INSTRUCTIONS FOR THE TASK:
Show all lines holding "Diablo".

>>

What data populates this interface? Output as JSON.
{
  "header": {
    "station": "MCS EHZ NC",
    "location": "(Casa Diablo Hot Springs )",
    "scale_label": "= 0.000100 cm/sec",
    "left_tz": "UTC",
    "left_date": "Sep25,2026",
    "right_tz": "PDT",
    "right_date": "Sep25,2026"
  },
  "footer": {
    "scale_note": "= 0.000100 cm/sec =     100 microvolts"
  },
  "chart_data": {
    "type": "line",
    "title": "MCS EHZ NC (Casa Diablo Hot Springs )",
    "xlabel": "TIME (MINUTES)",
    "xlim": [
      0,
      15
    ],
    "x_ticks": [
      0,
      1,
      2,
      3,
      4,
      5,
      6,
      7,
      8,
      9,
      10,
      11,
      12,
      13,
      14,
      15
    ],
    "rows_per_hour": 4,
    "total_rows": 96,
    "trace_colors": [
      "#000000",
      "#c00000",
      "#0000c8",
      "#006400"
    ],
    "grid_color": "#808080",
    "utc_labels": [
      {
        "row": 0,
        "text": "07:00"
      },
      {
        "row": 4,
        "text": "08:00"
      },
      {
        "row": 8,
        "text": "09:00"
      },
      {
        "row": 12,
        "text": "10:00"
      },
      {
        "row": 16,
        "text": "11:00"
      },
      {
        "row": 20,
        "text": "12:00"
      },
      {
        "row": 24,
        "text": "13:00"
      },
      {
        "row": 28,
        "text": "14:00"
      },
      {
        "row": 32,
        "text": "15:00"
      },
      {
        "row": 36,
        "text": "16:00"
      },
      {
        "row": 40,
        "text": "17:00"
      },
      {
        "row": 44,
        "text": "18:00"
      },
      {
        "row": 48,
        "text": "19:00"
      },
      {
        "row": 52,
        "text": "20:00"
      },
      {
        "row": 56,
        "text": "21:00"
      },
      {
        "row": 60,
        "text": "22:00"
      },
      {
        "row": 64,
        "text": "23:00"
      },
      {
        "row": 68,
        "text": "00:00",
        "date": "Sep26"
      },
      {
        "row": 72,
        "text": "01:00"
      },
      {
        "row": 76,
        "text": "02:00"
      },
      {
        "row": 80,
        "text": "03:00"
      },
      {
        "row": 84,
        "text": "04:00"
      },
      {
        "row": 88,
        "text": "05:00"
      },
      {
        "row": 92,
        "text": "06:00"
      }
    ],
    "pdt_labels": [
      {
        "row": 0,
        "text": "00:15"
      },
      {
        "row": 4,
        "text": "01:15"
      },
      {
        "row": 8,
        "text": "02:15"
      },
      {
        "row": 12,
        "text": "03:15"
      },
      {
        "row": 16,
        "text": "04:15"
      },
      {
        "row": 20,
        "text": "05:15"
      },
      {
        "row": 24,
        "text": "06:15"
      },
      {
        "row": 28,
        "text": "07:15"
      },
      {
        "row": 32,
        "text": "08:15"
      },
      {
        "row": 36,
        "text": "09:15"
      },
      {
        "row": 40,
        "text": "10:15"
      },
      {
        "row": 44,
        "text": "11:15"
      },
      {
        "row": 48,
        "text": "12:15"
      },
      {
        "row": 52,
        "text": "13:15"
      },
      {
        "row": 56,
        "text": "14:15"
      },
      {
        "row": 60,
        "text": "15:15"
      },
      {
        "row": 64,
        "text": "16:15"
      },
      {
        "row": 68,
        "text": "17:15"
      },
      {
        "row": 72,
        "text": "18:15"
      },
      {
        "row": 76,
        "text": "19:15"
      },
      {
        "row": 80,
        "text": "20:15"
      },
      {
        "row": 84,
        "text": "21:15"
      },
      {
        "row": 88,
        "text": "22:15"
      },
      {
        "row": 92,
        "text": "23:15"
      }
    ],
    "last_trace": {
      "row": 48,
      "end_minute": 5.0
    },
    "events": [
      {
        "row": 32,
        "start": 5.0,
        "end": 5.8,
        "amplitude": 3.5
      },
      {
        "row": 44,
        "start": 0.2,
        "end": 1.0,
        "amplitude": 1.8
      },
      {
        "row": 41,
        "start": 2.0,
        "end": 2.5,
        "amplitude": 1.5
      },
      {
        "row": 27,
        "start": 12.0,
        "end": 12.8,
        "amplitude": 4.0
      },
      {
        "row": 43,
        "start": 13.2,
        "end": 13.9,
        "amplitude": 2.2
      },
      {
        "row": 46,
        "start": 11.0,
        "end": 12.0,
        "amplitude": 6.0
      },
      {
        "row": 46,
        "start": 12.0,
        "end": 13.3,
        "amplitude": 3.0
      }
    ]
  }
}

<<

RESPONSE FOR THIS EXERCISE:
    "location": "(Casa Diablo Hot Springs )",
    "title": "MCS EHZ NC (Casa Diablo Hot Springs )",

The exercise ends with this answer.